-- WHAT IS NEEDED --
The records below must be written out exactly, with every picture left behind.

───

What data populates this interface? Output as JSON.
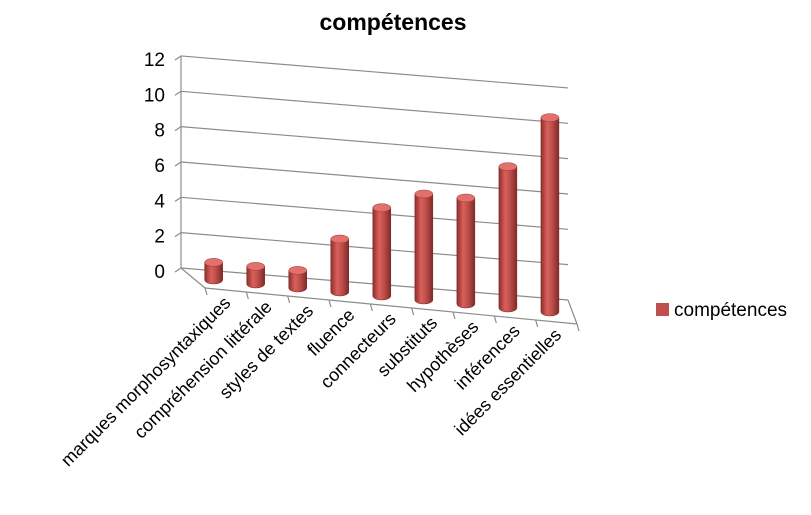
{
  "chart_data": {
    "type": "bar",
    "title": "compétences",
    "categories": [
      "marques morphosyntaxiques",
      "compréhension littérale",
      "styles de textes",
      "fluence",
      "connecteurs",
      "substituts",
      "hypothèses",
      "inférences",
      "idées essentielles"
    ],
    "series": [
      {
        "name": "compétences",
        "values": [
          1,
          1,
          1,
          3,
          5,
          6,
          6,
          8,
          11
        ],
        "color": "#c0504d"
      }
    ],
    "yticks": [
      "0",
      "2",
      "4",
      "6",
      "8",
      "10",
      "12"
    ],
    "ylim": [
      0,
      12
    ],
    "xlabel": "",
    "ylabel": "",
    "grid": true,
    "legend_position": "right"
  }
}
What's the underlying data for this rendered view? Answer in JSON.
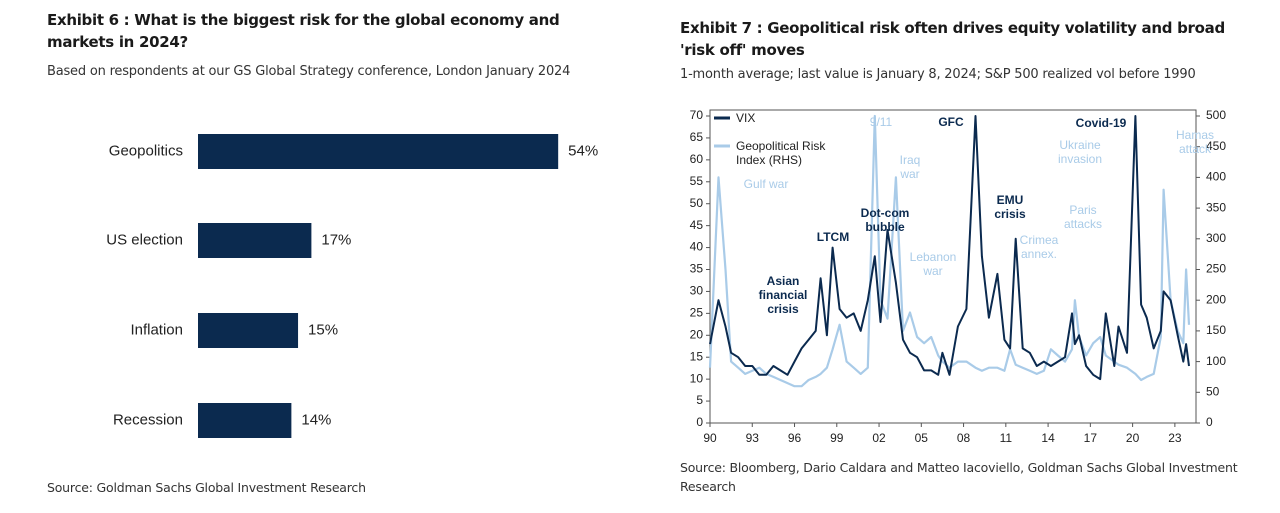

───

-- FINAL ANSWER --
What data populates this interface? Output as JSON.
{
  "chart_data": {
    "type": "bar",
    "title": "compétences",
    "categories": [
      "marques morphosyntaxiques",
      "compréhension littérale",
      "styles de textes",
      "fluence",
      "connecteurs",
      "substituts",
      "hypothèses",
      "inférences",
      "idées essentielles"
    ],
    "series": [
      {
        "name": "compétences",
        "values": [
          1,
          1,
          1,
          3,
          5,
          6,
          6,
          8,
          11
        ],
        "color": "#c0504d"
      }
    ],
    "yticks": [
      "0",
      "2",
      "4",
      "6",
      "8",
      "10",
      "12"
    ],
    "ylim": [
      0,
      12
    ],
    "xlabel": "",
    "ylabel": "",
    "grid": true,
    "legend_position": "right"
  }
}
What's the underlying data for this rendered view? Answer in JSON.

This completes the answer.